■ **TEXT EXCERPT**:
◆ ◆ ◆ ◆

He's an Arsenal supporter (the football club, not the armory), plays Warzone and PS5 games with some seriousness, and listens to French rap - specifically PNL and Orelsan - which tracks for someone who grew up next to Paris before landing in Silicon Valley. His espresso setup involves a Breville machine and what he'd probably describe as an appropriate level of attention to extraction variables. His Oura ring sleep score went from 69 to 75+ over five years of careful optimization. That same data-driven patience applies to everything he builds.
⚽
Arsenal FC supporter and passionate soccer player - brought French football culture to Silicon Valley
🎵
Listens to French rap - PNL and Orelsan. One of the few Bay Area CEOs with a playlist that works in Paris too.
🎮
Plays Warzone and PS5 titles. Uses gaming the way most executives use golf - badly, but enthusiastically.
💤
Early Oura ring adopter. Improved his sleep score from 69 to 75+ over five years of deliberate optimization.
☕
Serious espresso enthusiast with a Breville setup. The same precision applied to coffee as to psychometric assessment design.
🏠
Still has roommates despite running a $55.5M company. Calls it a community choice. His commute is bed-to-desk.
I actually feel very confident that AI is already much less biased, but will be even less biased than humans in the coming years.

◆ ◆ ◆ ◆

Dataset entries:
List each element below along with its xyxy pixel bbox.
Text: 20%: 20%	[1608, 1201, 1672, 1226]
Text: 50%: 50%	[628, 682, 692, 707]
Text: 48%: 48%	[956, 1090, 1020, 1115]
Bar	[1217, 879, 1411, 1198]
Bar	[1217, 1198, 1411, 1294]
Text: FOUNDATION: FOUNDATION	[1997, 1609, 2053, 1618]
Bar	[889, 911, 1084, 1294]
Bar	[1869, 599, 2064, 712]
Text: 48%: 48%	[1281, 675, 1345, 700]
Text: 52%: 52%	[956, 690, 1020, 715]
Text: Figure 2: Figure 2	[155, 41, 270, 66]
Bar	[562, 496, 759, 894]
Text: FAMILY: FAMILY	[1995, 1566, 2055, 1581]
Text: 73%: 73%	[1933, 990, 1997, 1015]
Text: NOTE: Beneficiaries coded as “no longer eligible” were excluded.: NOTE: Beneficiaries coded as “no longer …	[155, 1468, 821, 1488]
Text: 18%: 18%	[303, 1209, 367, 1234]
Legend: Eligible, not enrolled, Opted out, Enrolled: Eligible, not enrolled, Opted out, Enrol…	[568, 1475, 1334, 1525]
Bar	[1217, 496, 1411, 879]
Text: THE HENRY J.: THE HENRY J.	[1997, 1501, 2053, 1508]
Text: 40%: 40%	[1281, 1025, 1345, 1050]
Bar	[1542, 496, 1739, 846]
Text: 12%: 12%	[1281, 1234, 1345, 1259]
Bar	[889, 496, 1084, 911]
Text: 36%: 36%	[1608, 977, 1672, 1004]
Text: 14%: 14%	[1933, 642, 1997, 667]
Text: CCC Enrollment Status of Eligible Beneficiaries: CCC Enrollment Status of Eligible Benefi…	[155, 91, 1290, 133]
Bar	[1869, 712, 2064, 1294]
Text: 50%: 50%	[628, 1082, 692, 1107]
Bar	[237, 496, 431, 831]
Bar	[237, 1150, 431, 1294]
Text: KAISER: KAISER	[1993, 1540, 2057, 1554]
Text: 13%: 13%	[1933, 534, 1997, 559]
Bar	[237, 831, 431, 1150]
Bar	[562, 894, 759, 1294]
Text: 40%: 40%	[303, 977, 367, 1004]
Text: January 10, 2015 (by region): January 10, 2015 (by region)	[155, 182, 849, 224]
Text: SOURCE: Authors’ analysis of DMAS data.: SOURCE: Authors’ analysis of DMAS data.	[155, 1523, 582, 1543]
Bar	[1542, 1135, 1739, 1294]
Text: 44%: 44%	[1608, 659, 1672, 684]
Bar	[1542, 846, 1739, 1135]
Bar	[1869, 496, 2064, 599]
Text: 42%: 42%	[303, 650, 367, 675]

◆ ◆ ◆ ◆

■ **ASSIGNED TASK 1**: Summarize the profile excerpt in two sentences.
■ **ASSIGNED TASK 2**: According to the profile excerpt, how did his Oura ring sleep score change, and over what period?

■ **YOUR SOLUTION 1**: The profile excerpt describes a Silicon Valley CEO who grew up next to Paris, supports Arsenal, plays Warzone and PS5 games, and listens to the French rappers PNL and Orelsan. It also notes his Breville espresso setup, his Oura ring sleep score rising from 69 to 75+ over five years, and his choice to keep roommates despite running a $55.5M company.

■ **YOUR SOLUTION 2**: It went from 69 to 75+ over five years.